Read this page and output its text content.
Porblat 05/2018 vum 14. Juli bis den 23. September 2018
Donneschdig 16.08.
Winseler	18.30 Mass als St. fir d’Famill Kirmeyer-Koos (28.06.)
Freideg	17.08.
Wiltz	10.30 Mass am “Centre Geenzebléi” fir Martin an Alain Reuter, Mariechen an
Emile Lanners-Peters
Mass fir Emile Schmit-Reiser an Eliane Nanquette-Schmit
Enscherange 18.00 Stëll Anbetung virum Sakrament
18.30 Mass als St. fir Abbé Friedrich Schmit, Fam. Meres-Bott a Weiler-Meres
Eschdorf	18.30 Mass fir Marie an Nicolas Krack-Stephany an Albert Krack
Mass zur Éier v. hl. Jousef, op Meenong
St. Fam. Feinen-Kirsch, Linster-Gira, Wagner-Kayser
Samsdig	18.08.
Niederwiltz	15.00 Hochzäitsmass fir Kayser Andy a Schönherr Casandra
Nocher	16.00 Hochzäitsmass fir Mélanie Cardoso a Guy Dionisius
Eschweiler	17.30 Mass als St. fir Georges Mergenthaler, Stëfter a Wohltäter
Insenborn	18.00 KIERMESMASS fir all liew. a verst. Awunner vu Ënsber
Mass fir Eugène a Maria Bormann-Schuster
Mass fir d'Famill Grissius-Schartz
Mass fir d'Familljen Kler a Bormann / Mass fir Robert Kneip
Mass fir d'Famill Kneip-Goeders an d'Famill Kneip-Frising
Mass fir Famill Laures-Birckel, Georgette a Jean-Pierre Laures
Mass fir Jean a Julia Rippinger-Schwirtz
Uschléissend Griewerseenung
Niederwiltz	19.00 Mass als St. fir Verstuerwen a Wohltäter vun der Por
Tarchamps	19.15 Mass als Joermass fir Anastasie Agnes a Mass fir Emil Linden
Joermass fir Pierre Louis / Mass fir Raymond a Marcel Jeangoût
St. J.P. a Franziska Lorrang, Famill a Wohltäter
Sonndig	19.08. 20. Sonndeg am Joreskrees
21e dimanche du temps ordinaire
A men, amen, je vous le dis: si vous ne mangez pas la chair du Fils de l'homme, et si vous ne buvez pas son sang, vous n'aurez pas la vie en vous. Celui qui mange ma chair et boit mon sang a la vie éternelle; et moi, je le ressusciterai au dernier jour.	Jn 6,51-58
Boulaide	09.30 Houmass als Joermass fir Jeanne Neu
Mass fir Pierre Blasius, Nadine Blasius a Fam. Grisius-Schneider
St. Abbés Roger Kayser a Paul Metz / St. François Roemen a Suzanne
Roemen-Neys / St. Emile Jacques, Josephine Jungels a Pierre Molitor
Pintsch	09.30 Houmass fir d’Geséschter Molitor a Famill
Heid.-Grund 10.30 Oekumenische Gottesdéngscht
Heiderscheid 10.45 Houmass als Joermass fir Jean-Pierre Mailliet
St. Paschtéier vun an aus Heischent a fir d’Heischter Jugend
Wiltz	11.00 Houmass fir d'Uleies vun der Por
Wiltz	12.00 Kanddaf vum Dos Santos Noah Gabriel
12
☆ ☆ ☆ ☆
* **STATED EXERCISE**
From the material above, copy each line that includes the word "Roemen".

* **OUTPUT OF THE TASK**
St. Abbés Roger Kayser a Paul Metz / St. François Roemen a Suzanne
Roemen-Neys / St. Emile Jacques, Josephine Jungels a Pierre Molitor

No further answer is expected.